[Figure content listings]
========================

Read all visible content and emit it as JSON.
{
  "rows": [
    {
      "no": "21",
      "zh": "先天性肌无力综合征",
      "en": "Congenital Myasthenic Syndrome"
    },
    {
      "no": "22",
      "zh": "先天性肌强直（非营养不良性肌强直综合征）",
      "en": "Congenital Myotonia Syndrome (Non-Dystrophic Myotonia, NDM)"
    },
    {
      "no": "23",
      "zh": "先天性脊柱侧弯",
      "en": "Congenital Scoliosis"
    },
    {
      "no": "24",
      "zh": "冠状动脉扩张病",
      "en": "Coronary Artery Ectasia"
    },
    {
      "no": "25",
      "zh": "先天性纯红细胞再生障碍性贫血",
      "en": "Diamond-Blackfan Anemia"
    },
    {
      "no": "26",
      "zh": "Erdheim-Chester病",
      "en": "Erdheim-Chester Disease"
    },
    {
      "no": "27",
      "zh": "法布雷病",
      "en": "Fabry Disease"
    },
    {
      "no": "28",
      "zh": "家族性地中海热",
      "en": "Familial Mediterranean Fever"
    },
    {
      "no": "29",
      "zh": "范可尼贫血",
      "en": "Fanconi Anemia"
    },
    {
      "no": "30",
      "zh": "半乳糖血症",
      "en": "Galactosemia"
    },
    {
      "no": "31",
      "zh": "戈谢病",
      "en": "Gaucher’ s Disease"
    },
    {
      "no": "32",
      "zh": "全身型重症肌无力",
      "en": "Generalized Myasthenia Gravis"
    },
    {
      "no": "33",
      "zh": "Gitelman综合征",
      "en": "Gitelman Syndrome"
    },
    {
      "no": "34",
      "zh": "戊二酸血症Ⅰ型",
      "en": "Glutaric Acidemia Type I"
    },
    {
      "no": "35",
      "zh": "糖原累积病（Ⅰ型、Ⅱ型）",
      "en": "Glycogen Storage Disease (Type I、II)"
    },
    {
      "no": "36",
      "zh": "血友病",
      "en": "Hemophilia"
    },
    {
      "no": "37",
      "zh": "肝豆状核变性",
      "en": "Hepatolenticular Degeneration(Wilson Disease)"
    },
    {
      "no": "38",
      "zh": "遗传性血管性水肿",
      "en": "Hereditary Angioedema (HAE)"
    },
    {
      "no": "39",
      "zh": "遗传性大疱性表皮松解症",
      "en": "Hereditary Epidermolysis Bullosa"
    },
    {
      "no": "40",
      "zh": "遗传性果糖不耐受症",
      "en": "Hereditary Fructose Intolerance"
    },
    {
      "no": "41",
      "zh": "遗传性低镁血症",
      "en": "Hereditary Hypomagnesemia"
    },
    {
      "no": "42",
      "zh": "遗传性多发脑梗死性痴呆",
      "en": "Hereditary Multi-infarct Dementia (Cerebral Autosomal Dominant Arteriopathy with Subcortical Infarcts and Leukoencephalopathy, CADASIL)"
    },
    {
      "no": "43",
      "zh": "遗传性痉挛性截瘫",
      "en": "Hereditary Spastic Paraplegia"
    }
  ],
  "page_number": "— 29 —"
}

========================

- **Problem details**
Set down the entries above again, word for word.

- **Completed exercise**
Read all visible content and emit it as JSON.
{
  "rows": [
    {
      "no": "21",
      "zh": "先天性肌无力综合征",
      "en": "Congenital Myasthenic Syndrome"
    },
    {
      "no": "22",
      "zh": "先天性肌强直（非营养不良性肌强直综合征）",
      "en": "Congenital Myotonia Syndrome (Non-Dystrophic Myotonia, NDM)"
    },
    {
      "no": "23",
      "zh": "先天性脊柱侧弯",
      "en": "Congenital Scoliosis"
    },
    {
      "no": "24",
      "zh": "冠状动脉扩张病",
      "en": "Coronary Artery Ectasia"
    },
    {
      "no": "25",
      "zh": "先天性纯红细胞再生障碍性贫血",
      "en": "Diamond-Blackfan Anemia"
    },
    {
      "no": "26",
      "zh": "Erdheim-Chester病",
      "en": "Erdheim-Chester Disease"
    },
    {
      "no": "27",
      "zh": "法布雷病",
      "en": "Fabry Disease"
    },
    {
      "no": "28",
      "zh": "家族性地中海热",
      "en": "Familial Mediterranean Fever"
    },
    {
      "no": "29",
      "zh": "范可尼贫血",
      "en": "Fanconi Anemia"
    },
    {
      "no": "30",
      "zh": "半乳糖血症",
      "en": "Galactosemia"
    },
    {
      "no": "31",
      "zh": "戈谢病",
      "en": "Gaucher’ s Disease"
    },
    {
      "no": "32",
      "zh": "全身型重症肌无力",
      "en": "Generalized Myasthenia Gravis"
    },
    {
      "no": "33",
      "zh": "Gitelman综合征",
      "en": "Gitelman Syndrome"
    },
    {
      "no": "34",
      "zh": "戊二酸血症Ⅰ型",
      "en": "Glutaric Acidemia Type I"
    },
    {
      "no": "35",
      "zh": "糖原累积病（Ⅰ型、Ⅱ型）",
      "en": "Glycogen Storage Disease (Type I、II)"
    },
    {
      "no": "36",
      "zh": "血友病",
      "en": "Hemophilia"
    },
    {
      "no": "37",
      "zh": "肝豆状核变性",
      "en": "Hepatolenticular Degeneration(Wilson Disease)"
    },
    {
      "no": "38",
      "zh": "遗传性血管性水肿",
      "en": "Hereditary Angioedema (HAE)"
    },
    {
      "no": "39",
      "zh": "遗传性大疱性表皮松解症",
      "en": "Hereditary Epidermolysis Bullosa"
    },
    {
      "no": "40",
      "zh": "遗传性果糖不耐受症",
      "en": "Hereditary Fructose Intolerance"
    },
    {
      "no": "41",
      "zh": "遗传性低镁血症",
      "en": "Hereditary Hypomagnesemia"
    },
    {
      "no": "42",
      "zh": "遗传性多发脑梗死性痴呆",
      "en": "Hereditary Multi-infarct Dementia (Cerebral Autosomal Dominant Arteriopathy with Subcortical Infarcts and Leukoencephalopathy, CADASIL)"
    },
    {
      "no": "43",
      "zh": "遗传性痉挛性截瘫",
      "en": "Hereditary Spastic Paraplegia"
    }
  ],
  "page_number": "— 29 —"
}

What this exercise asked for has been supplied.